A teacher wants to give a test for a class. She gives the students 12 problems to study, 8 of which will be on the test. Students can pick 4 questions to answer and only those will be graded. If a student memorizes the answer to k problems, what is his expected grade?
My teacher did this for one of our tests and I got curious. I can work out the expected grade for k < 4 with a simple binomial distribution, but I'm not sure how to do this for the other possibilities.
To answer the question, we need to make some assumptions. The least plausible is that if the student has not memorized the answer, she will get $0$ on the question. We also assume that the questions to be memorized, and the questions on the test, are all equally likely to be chosen, and independent.
If $k\ge 8$, the student will get a perfect score, which we call $4$. So now we need to deal with $0\le k\le 7$. The arguments for $k\le 4$ and $5\le k\le 7$ are a little different.
Case $k\le 4$: For any $i$ from $0$ to $4$, we compute the probability $p_i$ that exactly $i$ of the memorized questions are on the test. There are $\binom{12}{8}$ equally likely ways to choose the $8$ questions.
There are $\binom{k}{i}$ ways to choose $i$ memorized questions and for each of these ways there are $\binom{12-k}{8-i}$ ways to choose the rest of the $8$ questions from the $12-k$ unmemorized. Thus $$p_i=\frac{\binom{k}{i}\binom{12-k}{8-i}}{\binom{12}{8}}.$$ We are using the convention that if $a\lt b$ then $\binom{a}{b}=0$. Finally, the expected score is $\sum_{1}^4 ip_i$.
Cases $5\le k\le 7$: We do a sample case, say $k=6$. Then $p_0=p_1=0$. The probabilities $p_2$ and $p_3$ are calculated just as in the case $k\le 4$. But $p_4$ is different, since it is possible for the teacher to choose more than $4$ questions the student has memorized. The fix is easy, $p_4=1-p_2-p_3$.
Here are some hints.
Memorizing $8$ of the $12$ questions will ensure that you ace the test. Worst case there will be $4$ on the test you did memorize, and $4$ you didn't, in which case you answer the $4$ you did.
There are a total of $_{12}C_8 = 495$ possible tests.
Let's say you memorized questions $1$ through $7$. Then, you can either get a test that has at least four of the questions you memorized, or only three (questions $8$ through $12$ showed up on the exam). Let's count the number of tests that you won't ace. We know questions $8$ through $12$ are on there, so we pick three from $1$ through $7$ ($_7C_3 = 35$).
So, if you memorized $7$ questions, $35$ tests will result in a $3/4$, and $460$ will result in a grade of $4/4$. Then your expected grade is
$$G(7) = \frac{35 \cdot 3 + 460 \cdot 4}{495} \approx 3.93.$$
Can you take it from here?

(Given data):
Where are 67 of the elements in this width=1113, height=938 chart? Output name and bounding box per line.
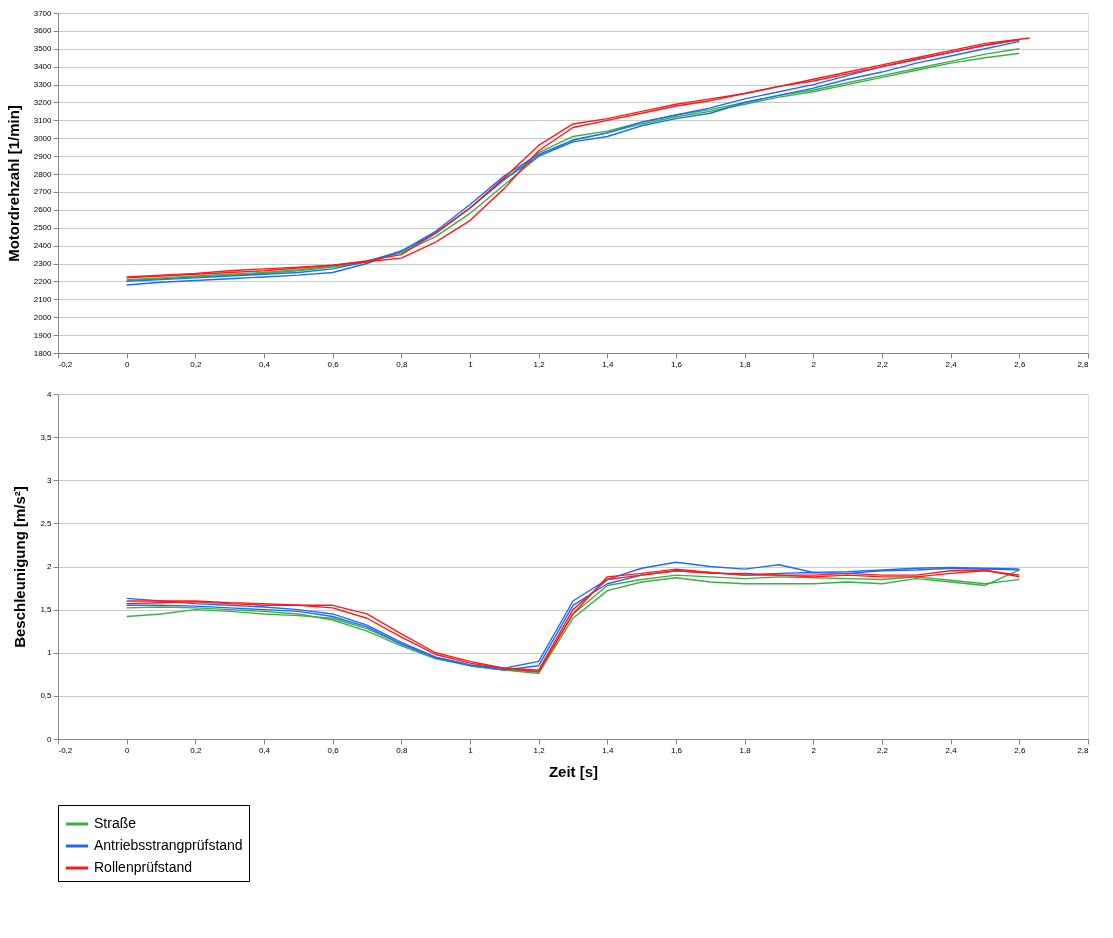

(Brief):
Transcribe the text about the expected test grade, everything from "My teacher did" down to "the $8$ questions.".

(Written solution):
My teacher did this for one of our tests and I got curious. I can work out the expected grade for k < 4 with a simple binomial distribution, but I'm not sure how to do this for the other possibilities.
To answer the question, we need to make some assumptions. The least plausible is that if the student has not memorized the answer, she will get $0$ on the question. We also assume that the questions to be memorized, and the questions on the test, are all equally likely to be chosen, and independent.
If $k\ge 8$, the student will get a perfect score, which we call $4$. So now we need to deal with $0\le k\le 7$. The arguments for $k\le 4$ and $5\le k\le 7$ are a little different.
Case $k\le 4$: For any $i$ from $0$ to $4$, we compute the probability $p_i$ that exactly $i$ of the memorized questions are on the test. There are $\binom{12}{8}$ equally likely ways to choose the $8$ questions.